Source material ->
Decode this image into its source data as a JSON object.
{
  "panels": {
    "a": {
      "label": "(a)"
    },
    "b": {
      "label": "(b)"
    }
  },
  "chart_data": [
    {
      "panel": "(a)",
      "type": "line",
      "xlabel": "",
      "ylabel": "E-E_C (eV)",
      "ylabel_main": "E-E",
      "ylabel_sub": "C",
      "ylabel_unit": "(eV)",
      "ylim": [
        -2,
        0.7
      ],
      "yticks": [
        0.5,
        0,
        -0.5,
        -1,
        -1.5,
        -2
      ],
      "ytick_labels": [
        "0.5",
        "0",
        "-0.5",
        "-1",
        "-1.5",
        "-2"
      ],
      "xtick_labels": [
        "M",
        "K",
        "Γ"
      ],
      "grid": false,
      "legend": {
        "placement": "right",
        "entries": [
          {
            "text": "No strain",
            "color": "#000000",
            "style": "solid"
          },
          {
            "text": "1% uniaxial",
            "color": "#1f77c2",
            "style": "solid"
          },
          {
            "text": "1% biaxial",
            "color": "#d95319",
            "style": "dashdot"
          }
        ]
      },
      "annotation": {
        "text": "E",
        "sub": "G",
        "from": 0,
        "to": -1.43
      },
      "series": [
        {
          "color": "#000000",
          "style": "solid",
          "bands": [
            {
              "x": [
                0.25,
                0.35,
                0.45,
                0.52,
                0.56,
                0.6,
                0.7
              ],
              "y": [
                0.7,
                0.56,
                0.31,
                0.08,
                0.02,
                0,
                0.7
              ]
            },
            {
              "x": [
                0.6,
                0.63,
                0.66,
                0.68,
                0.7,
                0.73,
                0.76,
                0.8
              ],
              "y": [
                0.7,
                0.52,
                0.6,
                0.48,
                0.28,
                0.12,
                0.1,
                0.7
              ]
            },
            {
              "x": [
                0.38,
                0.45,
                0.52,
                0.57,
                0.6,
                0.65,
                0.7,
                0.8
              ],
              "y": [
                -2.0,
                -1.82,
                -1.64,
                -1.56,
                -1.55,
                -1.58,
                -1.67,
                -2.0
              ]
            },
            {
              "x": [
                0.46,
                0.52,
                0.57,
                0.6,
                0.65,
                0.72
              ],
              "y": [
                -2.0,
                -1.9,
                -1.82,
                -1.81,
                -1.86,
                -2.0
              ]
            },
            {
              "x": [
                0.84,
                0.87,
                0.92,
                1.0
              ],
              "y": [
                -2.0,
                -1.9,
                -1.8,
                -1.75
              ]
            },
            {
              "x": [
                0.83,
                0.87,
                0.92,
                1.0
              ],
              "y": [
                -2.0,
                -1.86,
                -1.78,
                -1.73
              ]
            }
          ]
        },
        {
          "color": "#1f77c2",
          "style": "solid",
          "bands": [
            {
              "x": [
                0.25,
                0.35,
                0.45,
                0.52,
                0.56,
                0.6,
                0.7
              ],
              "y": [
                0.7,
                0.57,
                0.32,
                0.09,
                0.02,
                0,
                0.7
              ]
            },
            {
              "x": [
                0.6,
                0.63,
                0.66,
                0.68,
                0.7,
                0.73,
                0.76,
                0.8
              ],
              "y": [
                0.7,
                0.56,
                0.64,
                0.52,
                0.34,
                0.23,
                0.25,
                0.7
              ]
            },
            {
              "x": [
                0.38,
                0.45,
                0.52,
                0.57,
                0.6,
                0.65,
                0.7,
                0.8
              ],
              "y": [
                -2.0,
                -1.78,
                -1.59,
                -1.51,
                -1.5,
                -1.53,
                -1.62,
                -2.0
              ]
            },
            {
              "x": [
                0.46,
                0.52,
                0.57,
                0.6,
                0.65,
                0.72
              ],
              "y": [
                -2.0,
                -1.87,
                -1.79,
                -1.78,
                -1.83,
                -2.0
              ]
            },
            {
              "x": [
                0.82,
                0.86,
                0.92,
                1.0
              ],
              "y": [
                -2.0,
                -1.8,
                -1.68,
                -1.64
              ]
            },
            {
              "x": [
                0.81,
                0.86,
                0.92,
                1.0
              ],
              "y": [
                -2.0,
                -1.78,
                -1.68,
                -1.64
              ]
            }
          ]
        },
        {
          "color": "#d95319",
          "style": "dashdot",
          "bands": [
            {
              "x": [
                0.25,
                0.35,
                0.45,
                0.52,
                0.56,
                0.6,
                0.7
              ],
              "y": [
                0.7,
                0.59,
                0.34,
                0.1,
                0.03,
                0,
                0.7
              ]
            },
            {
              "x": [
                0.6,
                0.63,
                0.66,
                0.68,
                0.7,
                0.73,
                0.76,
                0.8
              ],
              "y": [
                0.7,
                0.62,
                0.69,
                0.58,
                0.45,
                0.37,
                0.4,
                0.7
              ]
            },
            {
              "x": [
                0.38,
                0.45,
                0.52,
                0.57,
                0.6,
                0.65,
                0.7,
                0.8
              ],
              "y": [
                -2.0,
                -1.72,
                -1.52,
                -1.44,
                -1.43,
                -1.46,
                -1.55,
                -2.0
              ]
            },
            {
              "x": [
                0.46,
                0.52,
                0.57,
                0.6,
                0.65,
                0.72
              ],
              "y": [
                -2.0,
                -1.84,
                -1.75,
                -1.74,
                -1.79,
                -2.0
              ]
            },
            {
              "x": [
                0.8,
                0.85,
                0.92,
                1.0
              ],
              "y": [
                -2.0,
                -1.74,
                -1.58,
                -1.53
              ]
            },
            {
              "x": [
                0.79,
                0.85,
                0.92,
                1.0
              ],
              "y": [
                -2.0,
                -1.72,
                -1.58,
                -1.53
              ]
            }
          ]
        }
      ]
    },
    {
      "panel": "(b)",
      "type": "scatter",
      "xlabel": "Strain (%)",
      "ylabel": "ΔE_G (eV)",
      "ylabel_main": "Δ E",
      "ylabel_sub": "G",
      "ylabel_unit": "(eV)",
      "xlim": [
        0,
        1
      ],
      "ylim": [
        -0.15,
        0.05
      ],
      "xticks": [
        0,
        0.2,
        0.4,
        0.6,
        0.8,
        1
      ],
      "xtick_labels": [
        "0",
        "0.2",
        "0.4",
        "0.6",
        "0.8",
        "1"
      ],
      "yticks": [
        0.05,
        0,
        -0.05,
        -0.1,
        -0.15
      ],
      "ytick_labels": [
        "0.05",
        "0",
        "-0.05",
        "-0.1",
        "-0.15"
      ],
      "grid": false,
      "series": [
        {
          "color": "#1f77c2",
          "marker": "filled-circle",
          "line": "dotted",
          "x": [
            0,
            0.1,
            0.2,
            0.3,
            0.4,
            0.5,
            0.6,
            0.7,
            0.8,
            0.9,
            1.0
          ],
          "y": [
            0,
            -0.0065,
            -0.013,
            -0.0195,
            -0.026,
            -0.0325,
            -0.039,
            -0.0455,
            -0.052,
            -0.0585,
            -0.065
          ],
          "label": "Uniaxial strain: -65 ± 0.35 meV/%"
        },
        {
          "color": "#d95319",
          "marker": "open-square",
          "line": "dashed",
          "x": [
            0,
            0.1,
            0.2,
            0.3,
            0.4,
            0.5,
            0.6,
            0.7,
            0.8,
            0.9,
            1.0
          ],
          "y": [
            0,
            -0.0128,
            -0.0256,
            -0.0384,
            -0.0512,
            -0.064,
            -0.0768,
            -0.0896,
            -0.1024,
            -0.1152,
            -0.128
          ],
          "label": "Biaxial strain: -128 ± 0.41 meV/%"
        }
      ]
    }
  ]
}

Work to be completed -> Pick out every line of the listing containing the word "marker", and show those lines.

Finished answer ->
          "marker": "filled-circle",
          "marker": "open-square",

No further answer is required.